### [THE PROBLEM]
Repeat each line exactly as it is written.

----- PROVIDED MATERIAL

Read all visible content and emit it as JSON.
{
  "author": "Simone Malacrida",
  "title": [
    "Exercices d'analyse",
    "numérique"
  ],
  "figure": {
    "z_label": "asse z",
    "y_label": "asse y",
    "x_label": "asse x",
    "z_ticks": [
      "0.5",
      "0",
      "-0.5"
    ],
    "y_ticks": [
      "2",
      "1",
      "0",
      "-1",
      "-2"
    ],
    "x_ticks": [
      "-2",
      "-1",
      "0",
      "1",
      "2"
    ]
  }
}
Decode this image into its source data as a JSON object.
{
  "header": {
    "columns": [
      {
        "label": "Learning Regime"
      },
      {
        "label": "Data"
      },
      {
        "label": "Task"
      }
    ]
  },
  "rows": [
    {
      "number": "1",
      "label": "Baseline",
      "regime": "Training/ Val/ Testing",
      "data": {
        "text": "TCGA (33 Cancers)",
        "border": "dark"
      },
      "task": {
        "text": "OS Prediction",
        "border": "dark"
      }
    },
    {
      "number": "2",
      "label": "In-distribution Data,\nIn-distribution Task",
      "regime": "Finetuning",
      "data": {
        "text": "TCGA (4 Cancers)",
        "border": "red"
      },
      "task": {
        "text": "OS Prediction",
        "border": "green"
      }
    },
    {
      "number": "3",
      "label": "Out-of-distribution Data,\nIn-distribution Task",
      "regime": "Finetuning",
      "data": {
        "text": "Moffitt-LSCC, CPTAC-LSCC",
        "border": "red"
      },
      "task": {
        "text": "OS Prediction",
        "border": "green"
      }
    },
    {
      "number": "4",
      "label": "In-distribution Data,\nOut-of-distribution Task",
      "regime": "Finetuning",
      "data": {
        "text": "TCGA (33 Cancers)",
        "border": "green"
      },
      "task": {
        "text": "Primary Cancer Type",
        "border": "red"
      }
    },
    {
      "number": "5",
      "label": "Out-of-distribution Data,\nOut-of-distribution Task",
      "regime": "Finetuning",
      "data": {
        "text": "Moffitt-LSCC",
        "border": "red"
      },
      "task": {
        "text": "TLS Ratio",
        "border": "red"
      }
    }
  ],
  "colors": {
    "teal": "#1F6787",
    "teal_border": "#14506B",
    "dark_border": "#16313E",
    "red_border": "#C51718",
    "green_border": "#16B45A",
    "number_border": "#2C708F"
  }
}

----------

### [EXERCISE RESULT]
Read all visible content and emit it as JSON.
{
  "author": "Simone Malacrida",
  "title": [
    "Exercices d'analyse",
    "numérique"
  ],
  "figure": {
    "z_label": "asse z",
    "y_label": "asse y",
    "x_label": "asse x",
    "z_ticks": [
      "0.5",
      "0",
      "-0.5"
    ],
    "y_ticks": [
      "2",
      "1",
      "0",
      "-1",
      "-2"
    ],
    "x_ticks": [
      "-2",
      "-1",
      "0",
      "1",
      "2"
    ]
  }
}
Decode this image into its source data as a JSON object.
{
  "header": {
    "columns": [
      {
        "label": "Learning Regime"
      },
      {
        "label": "Data"
      },
      {
        "label": "Task"
      }
    ]
  },
  "rows": [
    {
      "number": "1",
      "label": "Baseline",
      "regime": "Training/ Val/ Testing",
      "data": {
        "text": "TCGA (33 Cancers)",
        "border": "dark"
      },
      "task": {
        "text": "OS Prediction",
        "border": "dark"
      }
    },
    {
      "number": "2",
      "label": "In-distribution Data,\nIn-distribution Task",
      "regime": "Finetuning",
      "data": {
        "text": "TCGA (4 Cancers)",
        "border": "red"
      },
      "task": {
        "text": "OS Prediction",
        "border": "green"
      }
    },
    {
      "number": "3",
      "label": "Out-of-distribution Data,\nIn-distribution Task",
      "regime": "Finetuning",
      "data": {
        "text": "Moffitt-LSCC, CPTAC-LSCC",
        "border": "red"
      },
      "task": {
        "text": "OS Prediction",
        "border": "green"
      }
    },
    {
      "number": "4",
      "label": "In-distribution Data,\nOut-of-distribution Task",
      "regime": "Finetuning",
      "data": {
        "text": "TCGA (33 Cancers)",
        "border": "green"
      },
      "task": {
        "text": "Primary Cancer Type",
        "border": "red"
      }
    },
    {
      "number": "5",
      "label": "Out-of-distribution Data,\nOut-of-distribution Task",
      "regime": "Finetuning",
      "data": {
        "text": "Moffitt-LSCC",
        "border": "red"
      },
      "task": {
        "text": "TLS Ratio",
        "border": "red"
      }
    }
  ],
  "colors": {
    "teal": "#1F6787",
    "teal_border": "#14506B",
    "dark_border": "#16313E",
    "red_border": "#C51718",
    "green_border": "#16B45A",
    "number_border": "#2C708F"
  }
}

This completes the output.